[THE REQUEST] All the data should be repeated exactly. Any image in it is left out.

[GIVEN ENTRIES]

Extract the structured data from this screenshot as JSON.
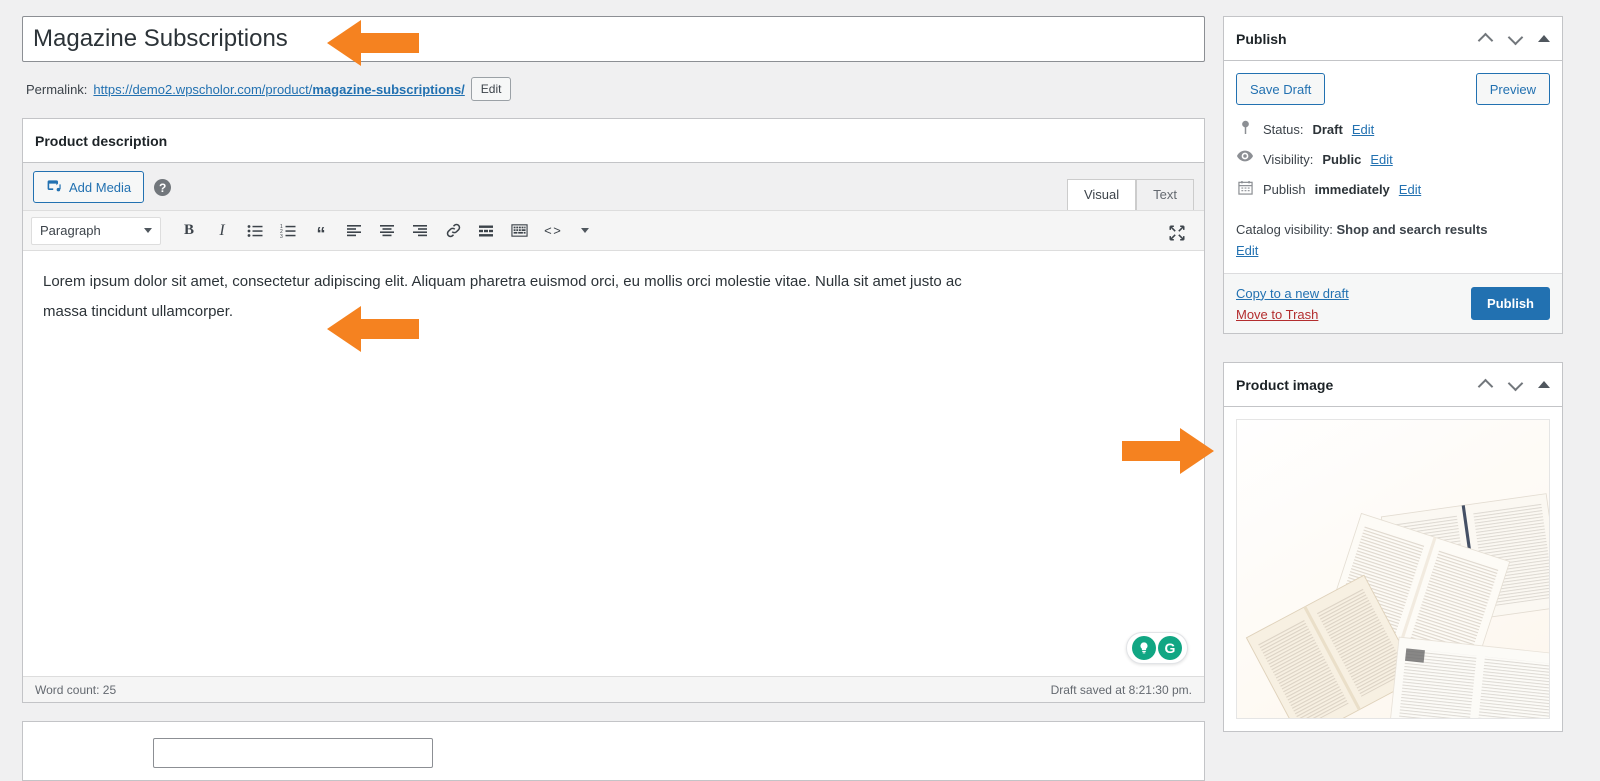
{
  "accent_color": "#2271b1",
  "annotation_color": "#F58220",
  "post": {
    "title": "Magazine Subscriptions",
    "permalink_label": "Permalink:",
    "permalink_base": "https://demo2.wpscholor.com/product/",
    "permalink_slug": "magazine-subscriptions/",
    "permalink_edit_label": "Edit"
  },
  "description_panel": {
    "title": "Product description",
    "add_media_label": "Add Media",
    "help_icon": "help-icon",
    "tabs": [
      {
        "label": "Visual",
        "active": true
      },
      {
        "label": "Text",
        "active": false
      }
    ],
    "format_select": "Paragraph",
    "toolbar_buttons": [
      "bold-icon",
      "italic-icon",
      "bulleted-list-icon",
      "numbered-list-icon",
      "blockquote-icon",
      "align-left-icon",
      "align-center-icon",
      "align-right-icon",
      "link-icon",
      "read-more-icon",
      "keyboard-shortcuts-icon",
      "code-icon",
      "toolbar-toggle-icon"
    ],
    "fullscreen_icon": "fullscreen-icon",
    "content_line1": "Lorem ipsum dolor sit amet, consectetur adipiscing elit. Aliquam pharetra euismod orci, eu mollis orci molestie vitae. Nulla sit amet justo ac",
    "content_line2": "massa tincidunt ullamcorper.",
    "grammarly": {
      "assistant_icon": "lightbulb-icon",
      "brand_icon": "grammarly-g-icon"
    },
    "status": {
      "word_count": "Word count: 25",
      "saved": "Draft saved at 8:21:30 pm."
    }
  },
  "publish_panel": {
    "title": "Publish",
    "save_draft_label": "Save Draft",
    "preview_label": "Preview",
    "status_label": "Status:",
    "status_value": "Draft",
    "status_edit": "Edit",
    "visibility_label": "Visibility:",
    "visibility_value": "Public",
    "visibility_edit": "Edit",
    "publish_time_label": "Publish",
    "publish_time_value": "immediately",
    "publish_time_edit": "Edit",
    "catalog_label": "Catalog visibility:",
    "catalog_value": "Shop and search results",
    "catalog_edit": "Edit",
    "copy_draft_label": "Copy to a new draft",
    "trash_label": "Move to Trash",
    "publish_button_label": "Publish",
    "icons": {
      "status": "pin-icon",
      "visibility": "eye-icon",
      "schedule": "calendar-icon",
      "collapse_up": "chevron-up-icon",
      "collapse_down": "chevron-down-icon",
      "toggle": "toggle-triangle-icon"
    }
  },
  "product_image_panel": {
    "title": "Product image",
    "image_alt": "open books and magazines on white background",
    "icons": {
      "collapse_up": "chevron-up-icon",
      "collapse_down": "chevron-down-icon",
      "toggle": "toggle-triangle-icon"
    }
  },
  "annotations": [
    {
      "name": "arrow-pointing-to-title",
      "direction": "left"
    },
    {
      "name": "arrow-pointing-to-description-text",
      "direction": "left"
    },
    {
      "name": "arrow-pointing-to-product-image",
      "direction": "right"
    }
  ]
}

[RIGHT ANSWER]
Extract the structured data from this screenshot as JSON.
{
  "accent_color": "#2271b1",
  "annotation_color": "#F58220",
  "post": {
    "title": "Magazine Subscriptions",
    "permalink_label": "Permalink:",
    "permalink_base": "https://demo2.wpscholor.com/product/",
    "permalink_slug": "magazine-subscriptions/",
    "permalink_edit_label": "Edit"
  },
  "description_panel": {
    "title": "Product description",
    "add_media_label": "Add Media",
    "help_icon": "help-icon",
    "tabs": [
      {
        "label": "Visual",
        "active": true
      },
      {
        "label": "Text",
        "active": false
      }
    ],
    "format_select": "Paragraph",
    "toolbar_buttons": [
      "bold-icon",
      "italic-icon",
      "bulleted-list-icon",
      "numbered-list-icon",
      "blockquote-icon",
      "align-left-icon",
      "align-center-icon",
      "align-right-icon",
      "link-icon",
      "read-more-icon",
      "keyboard-shortcuts-icon",
      "code-icon",
      "toolbar-toggle-icon"
    ],
    "fullscreen_icon": "fullscreen-icon",
    "content_line1": "Lorem ipsum dolor sit amet, consectetur adipiscing elit. Aliquam pharetra euismod orci, eu mollis orci molestie vitae. Nulla sit amet justo ac",
    "content_line2": "massa tincidunt ullamcorper.",
    "grammarly": {
      "assistant_icon": "lightbulb-icon",
      "brand_icon": "grammarly-g-icon"
    },
    "status": {
      "word_count": "Word count: 25",
      "saved": "Draft saved at 8:21:30 pm."
    }
  },
  "publish_panel": {
    "title": "Publish",
    "save_draft_label": "Save Draft",
    "preview_label": "Preview",
    "status_label": "Status:",
    "status_value": "Draft",
    "status_edit": "Edit",
    "visibility_label": "Visibility:",
    "visibility_value": "Public",
    "visibility_edit": "Edit",
    "publish_time_label": "Publish",
    "publish_time_value": "immediately",
    "publish_time_edit": "Edit",
    "catalog_label": "Catalog visibility:",
    "catalog_value": "Shop and search results",
    "catalog_edit": "Edit",
    "copy_draft_label": "Copy to a new draft",
    "trash_label": "Move to Trash",
    "publish_button_label": "Publish",
    "icons": {
      "status": "pin-icon",
      "visibility": "eye-icon",
      "schedule": "calendar-icon",
      "collapse_up": "chevron-up-icon",
      "collapse_down": "chevron-down-icon",
      "toggle": "toggle-triangle-icon"
    }
  },
  "product_image_panel": {
    "title": "Product image",
    "image_alt": "open books and magazines on white background",
    "icons": {
      "collapse_up": "chevron-up-icon",
      "collapse_down": "chevron-down-icon",
      "toggle": "toggle-triangle-icon"
    }
  },
  "annotations": [
    {
      "name": "arrow-pointing-to-title",
      "direction": "left"
    },
    {
      "name": "arrow-pointing-to-description-text",
      "direction": "left"
    },
    {
      "name": "arrow-pointing-to-product-image",
      "direction": "right"
    }
  ]
}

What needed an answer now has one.